Written instruction: Copy everything in the data below exactly except the pictures.

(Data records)
============

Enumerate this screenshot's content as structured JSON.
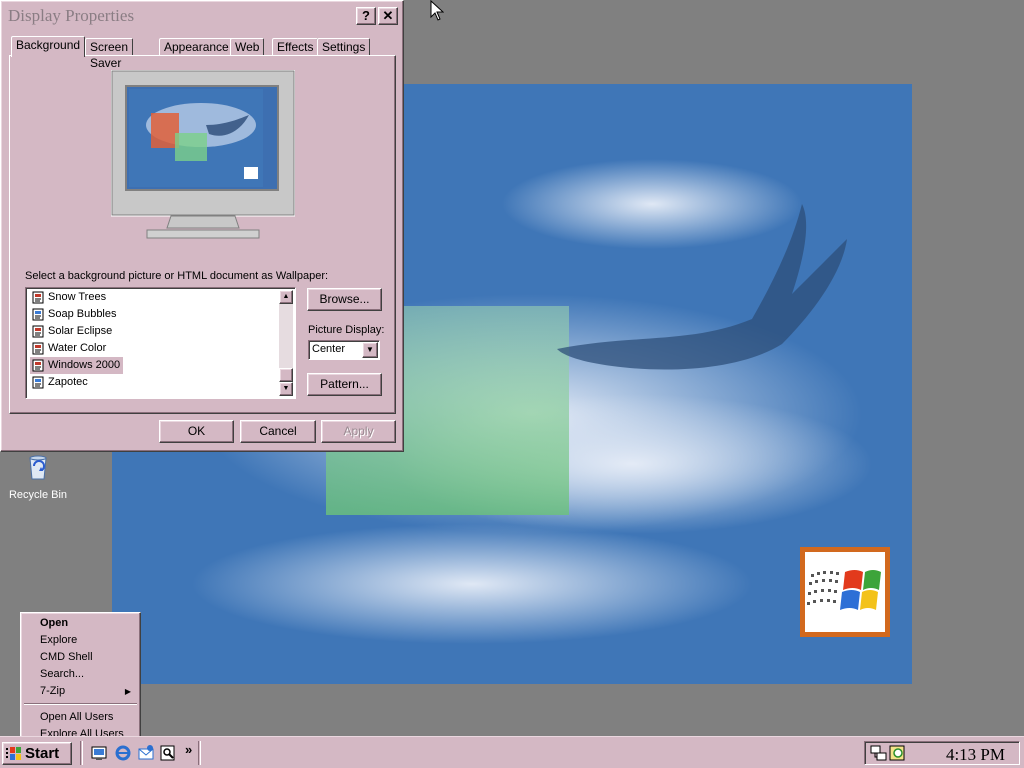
{
  "window": {
    "title": "Display Properties",
    "help_button": "?",
    "close_button": "✕"
  },
  "tabs": [
    {
      "label": "Background",
      "active": true
    },
    {
      "label": "Screen Saver"
    },
    {
      "label": "Appearance"
    },
    {
      "label": "Web"
    },
    {
      "label": "Effects"
    },
    {
      "label": "Settings"
    }
  ],
  "wallpaper_prompt": "Select a background picture or HTML document as Wallpaper:",
  "wallpaper_list": [
    {
      "label": "Snow Trees",
      "icon": "html-document-icon"
    },
    {
      "label": "Soap Bubbles",
      "icon": "html-document-icon"
    },
    {
      "label": "Solar Eclipse",
      "icon": "html-document-icon"
    },
    {
      "label": "Water Color",
      "icon": "html-document-icon"
    },
    {
      "label": "Windows 2000",
      "icon": "html-document-icon",
      "selected": true
    },
    {
      "label": "Zapotec",
      "icon": "html-document-icon"
    }
  ],
  "browse_button": "Browse...",
  "picture_display": {
    "label": "Picture Display:",
    "value": "Center"
  },
  "pattern_button": "Pattern...",
  "footer": {
    "ok": "OK",
    "cancel": "Cancel",
    "apply": "Apply"
  },
  "desktop_icons": [
    {
      "label": "Recycle Bin",
      "icon": "recycle-bin-icon"
    }
  ],
  "context_menu": {
    "items": [
      {
        "label": "Open",
        "bold": true
      },
      {
        "label": "Explore"
      },
      {
        "label": "CMD Shell"
      },
      {
        "label": "Search..."
      },
      {
        "label": "7-Zip",
        "submenu": true
      },
      {
        "separator": true
      },
      {
        "label": "Open All Users"
      },
      {
        "label": "Explore All Users"
      }
    ],
    "submenu_arrow": "▶"
  },
  "taskbar": {
    "start_label": "Start",
    "quick_launch": [
      "show-desktop-icon",
      "ie-icon",
      "outlook-icon",
      "search-icon"
    ],
    "chevron": "»",
    "clock": "4:13 PM"
  },
  "colors": {
    "face": "#d4b8c4",
    "desktop": "#808080",
    "wallpaper_blue": "#3f76b7"
  }
}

============

Exercise solution:
Enumerate this screenshot's content as structured JSON.
{
  "window": {
    "title": "Display Properties",
    "help_button": "?",
    "close_button": "✕"
  },
  "tabs": [
    {
      "label": "Background",
      "active": true
    },
    {
      "label": "Screen Saver"
    },
    {
      "label": "Appearance"
    },
    {
      "label": "Web"
    },
    {
      "label": "Effects"
    },
    {
      "label": "Settings"
    }
  ],
  "wallpaper_prompt": "Select a background picture or HTML document as Wallpaper:",
  "wallpaper_list": [
    {
      "label": "Snow Trees",
      "icon": "html-document-icon"
    },
    {
      "label": "Soap Bubbles",
      "icon": "html-document-icon"
    },
    {
      "label": "Solar Eclipse",
      "icon": "html-document-icon"
    },
    {
      "label": "Water Color",
      "icon": "html-document-icon"
    },
    {
      "label": "Windows 2000",
      "icon": "html-document-icon",
      "selected": true
    },
    {
      "label": "Zapotec",
      "icon": "html-document-icon"
    }
  ],
  "browse_button": "Browse...",
  "picture_display": {
    "label": "Picture Display:",
    "value": "Center"
  },
  "pattern_button": "Pattern...",
  "footer": {
    "ok": "OK",
    "cancel": "Cancel",
    "apply": "Apply"
  },
  "desktop_icons": [
    {
      "label": "Recycle Bin",
      "icon": "recycle-bin-icon"
    }
  ],
  "context_menu": {
    "items": [
      {
        "label": "Open",
        "bold": true
      },
      {
        "label": "Explore"
      },
      {
        "label": "CMD Shell"
      },
      {
        "label": "Search..."
      },
      {
        "label": "7-Zip",
        "submenu": true
      },
      {
        "separator": true
      },
      {
        "label": "Open All Users"
      },
      {
        "label": "Explore All Users"
      }
    ],
    "submenu_arrow": "▶"
  },
  "taskbar": {
    "start_label": "Start",
    "quick_launch": [
      "show-desktop-icon",
      "ie-icon",
      "outlook-icon",
      "search-icon"
    ],
    "chevron": "»",
    "clock": "4:13 PM"
  },
  "colors": {
    "face": "#d4b8c4",
    "desktop": "#808080",
    "wallpaper_blue": "#3f76b7"
  }
}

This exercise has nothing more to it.